● What to do:
Scan the data below for the string "this". Copy every line where it appears.

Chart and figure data
------------

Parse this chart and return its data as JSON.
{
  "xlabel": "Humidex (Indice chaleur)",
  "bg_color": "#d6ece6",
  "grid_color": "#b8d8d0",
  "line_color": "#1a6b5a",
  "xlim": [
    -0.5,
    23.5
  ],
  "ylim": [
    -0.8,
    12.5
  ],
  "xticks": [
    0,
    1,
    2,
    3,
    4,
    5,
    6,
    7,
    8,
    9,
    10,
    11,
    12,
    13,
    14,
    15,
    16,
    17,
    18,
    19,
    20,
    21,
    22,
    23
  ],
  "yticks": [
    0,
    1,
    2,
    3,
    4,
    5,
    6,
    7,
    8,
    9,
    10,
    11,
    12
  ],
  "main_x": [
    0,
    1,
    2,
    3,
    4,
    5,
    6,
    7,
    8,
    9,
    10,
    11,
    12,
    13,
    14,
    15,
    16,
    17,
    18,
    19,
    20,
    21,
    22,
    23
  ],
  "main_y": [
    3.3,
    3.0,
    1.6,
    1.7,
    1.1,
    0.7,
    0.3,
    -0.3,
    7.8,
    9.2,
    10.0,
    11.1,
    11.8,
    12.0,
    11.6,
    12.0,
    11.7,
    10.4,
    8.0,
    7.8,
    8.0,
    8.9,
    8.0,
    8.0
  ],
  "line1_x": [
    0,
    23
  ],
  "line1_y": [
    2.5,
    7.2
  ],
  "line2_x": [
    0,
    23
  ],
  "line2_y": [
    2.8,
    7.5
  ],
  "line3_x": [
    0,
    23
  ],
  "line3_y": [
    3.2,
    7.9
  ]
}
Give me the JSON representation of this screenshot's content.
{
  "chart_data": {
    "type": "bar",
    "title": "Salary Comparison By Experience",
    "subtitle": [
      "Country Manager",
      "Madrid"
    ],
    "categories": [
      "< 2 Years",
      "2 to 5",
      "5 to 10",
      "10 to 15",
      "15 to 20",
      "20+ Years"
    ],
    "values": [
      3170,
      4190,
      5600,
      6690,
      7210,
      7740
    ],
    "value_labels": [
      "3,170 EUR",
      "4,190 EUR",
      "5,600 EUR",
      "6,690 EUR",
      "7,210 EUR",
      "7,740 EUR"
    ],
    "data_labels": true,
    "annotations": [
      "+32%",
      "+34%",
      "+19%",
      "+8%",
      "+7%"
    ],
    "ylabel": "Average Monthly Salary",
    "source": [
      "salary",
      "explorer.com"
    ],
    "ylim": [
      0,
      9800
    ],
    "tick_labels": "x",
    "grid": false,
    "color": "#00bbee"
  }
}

------------

● Finished task:
Parse this chart and return its data as JSON.
Give me the JSON representation of this screenshot's content.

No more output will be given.